— START SUPPLIED RECORDS —

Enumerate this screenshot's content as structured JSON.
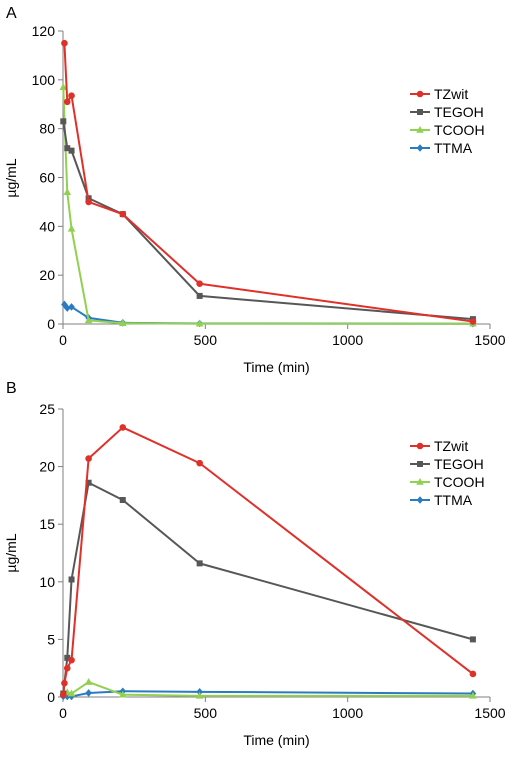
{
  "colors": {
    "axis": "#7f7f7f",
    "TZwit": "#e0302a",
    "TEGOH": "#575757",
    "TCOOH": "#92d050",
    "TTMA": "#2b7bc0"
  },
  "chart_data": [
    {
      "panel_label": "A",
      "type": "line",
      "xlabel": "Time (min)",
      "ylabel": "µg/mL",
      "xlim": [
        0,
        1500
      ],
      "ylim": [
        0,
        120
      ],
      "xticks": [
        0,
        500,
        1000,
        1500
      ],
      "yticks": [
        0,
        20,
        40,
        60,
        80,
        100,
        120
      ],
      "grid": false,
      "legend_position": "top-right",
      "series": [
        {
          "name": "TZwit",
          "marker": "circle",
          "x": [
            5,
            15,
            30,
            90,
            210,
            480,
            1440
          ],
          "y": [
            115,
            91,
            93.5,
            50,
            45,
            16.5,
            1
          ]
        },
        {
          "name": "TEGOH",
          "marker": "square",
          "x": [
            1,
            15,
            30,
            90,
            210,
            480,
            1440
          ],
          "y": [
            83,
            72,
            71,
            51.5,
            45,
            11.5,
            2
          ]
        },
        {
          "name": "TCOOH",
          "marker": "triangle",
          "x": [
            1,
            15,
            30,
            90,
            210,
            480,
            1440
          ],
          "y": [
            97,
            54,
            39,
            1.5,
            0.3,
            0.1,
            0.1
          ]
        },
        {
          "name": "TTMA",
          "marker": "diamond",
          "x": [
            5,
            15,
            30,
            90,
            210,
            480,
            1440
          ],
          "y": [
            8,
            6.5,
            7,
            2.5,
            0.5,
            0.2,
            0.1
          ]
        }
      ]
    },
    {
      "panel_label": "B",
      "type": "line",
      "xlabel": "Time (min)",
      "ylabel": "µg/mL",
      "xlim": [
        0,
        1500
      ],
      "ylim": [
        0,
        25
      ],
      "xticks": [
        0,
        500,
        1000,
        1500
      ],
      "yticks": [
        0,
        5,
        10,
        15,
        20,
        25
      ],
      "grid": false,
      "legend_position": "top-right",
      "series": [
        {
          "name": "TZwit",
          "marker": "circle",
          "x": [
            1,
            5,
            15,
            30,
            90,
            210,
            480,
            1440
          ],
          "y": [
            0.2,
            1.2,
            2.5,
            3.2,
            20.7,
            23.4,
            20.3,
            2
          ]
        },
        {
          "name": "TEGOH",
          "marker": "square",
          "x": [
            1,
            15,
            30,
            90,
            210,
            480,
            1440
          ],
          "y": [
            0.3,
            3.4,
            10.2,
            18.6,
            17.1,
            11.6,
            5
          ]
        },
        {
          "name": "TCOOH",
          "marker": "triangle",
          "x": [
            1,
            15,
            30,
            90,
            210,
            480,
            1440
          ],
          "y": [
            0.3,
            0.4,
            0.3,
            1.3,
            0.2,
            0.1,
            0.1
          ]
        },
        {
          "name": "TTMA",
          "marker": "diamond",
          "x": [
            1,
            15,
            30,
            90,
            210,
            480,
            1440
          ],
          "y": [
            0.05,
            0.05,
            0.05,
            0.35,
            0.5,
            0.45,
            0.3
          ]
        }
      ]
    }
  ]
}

— END SUPPLIED RECORDS —

◆ EXERCISE INSTRUCTIONS ◆
Print each entry shown above with exact wording and no pictures.

◆ TASK RESULT ◆
Enumerate this screenshot's content as structured JSON.
{
  "colors": {
    "axis": "#7f7f7f",
    "TZwit": "#e0302a",
    "TEGOH": "#575757",
    "TCOOH": "#92d050",
    "TTMA": "#2b7bc0"
  },
  "chart_data": [
    {
      "panel_label": "A",
      "type": "line",
      "xlabel": "Time (min)",
      "ylabel": "µg/mL",
      "xlim": [
        0,
        1500
      ],
      "ylim": [
        0,
        120
      ],
      "xticks": [
        0,
        500,
        1000,
        1500
      ],
      "yticks": [
        0,
        20,
        40,
        60,
        80,
        100,
        120
      ],
      "grid": false,
      "legend_position": "top-right",
      "series": [
        {
          "name": "TZwit",
          "marker": "circle",
          "x": [
            5,
            15,
            30,
            90,
            210,
            480,
            1440
          ],
          "y": [
            115,
            91,
            93.5,
            50,
            45,
            16.5,
            1
          ]
        },
        {
          "name": "TEGOH",
          "marker": "square",
          "x": [
            1,
            15,
            30,
            90,
            210,
            480,
            1440
          ],
          "y": [
            83,
            72,
            71,
            51.5,
            45,
            11.5,
            2
          ]
        },
        {
          "name": "TCOOH",
          "marker": "triangle",
          "x": [
            1,
            15,
            30,
            90,
            210,
            480,
            1440
          ],
          "y": [
            97,
            54,
            39,
            1.5,
            0.3,
            0.1,
            0.1
          ]
        },
        {
          "name": "TTMA",
          "marker": "diamond",
          "x": [
            5,
            15,
            30,
            90,
            210,
            480,
            1440
          ],
          "y": [
            8,
            6.5,
            7,
            2.5,
            0.5,
            0.2,
            0.1
          ]
        }
      ]
    },
    {
      "panel_label": "B",
      "type": "line",
      "xlabel": "Time (min)",
      "ylabel": "µg/mL",
      "xlim": [
        0,
        1500
      ],
      "ylim": [
        0,
        25
      ],
      "xticks": [
        0,
        500,
        1000,
        1500
      ],
      "yticks": [
        0,
        5,
        10,
        15,
        20,
        25
      ],
      "grid": false,
      "legend_position": "top-right",
      "series": [
        {
          "name": "TZwit",
          "marker": "circle",
          "x": [
            1,
            5,
            15,
            30,
            90,
            210,
            480,
            1440
          ],
          "y": [
            0.2,
            1.2,
            2.5,
            3.2,
            20.7,
            23.4,
            20.3,
            2
          ]
        },
        {
          "name": "TEGOH",
          "marker": "square",
          "x": [
            1,
            15,
            30,
            90,
            210,
            480,
            1440
          ],
          "y": [
            0.3,
            3.4,
            10.2,
            18.6,
            17.1,
            11.6,
            5
          ]
        },
        {
          "name": "TCOOH",
          "marker": "triangle",
          "x": [
            1,
            15,
            30,
            90,
            210,
            480,
            1440
          ],
          "y": [
            0.3,
            0.4,
            0.3,
            1.3,
            0.2,
            0.1,
            0.1
          ]
        },
        {
          "name": "TTMA",
          "marker": "diamond",
          "x": [
            1,
            15,
            30,
            90,
            210,
            480,
            1440
          ],
          "y": [
            0.05,
            0.05,
            0.05,
            0.35,
            0.5,
            0.45,
            0.3
          ]
        }
      ]
    }
  ]
}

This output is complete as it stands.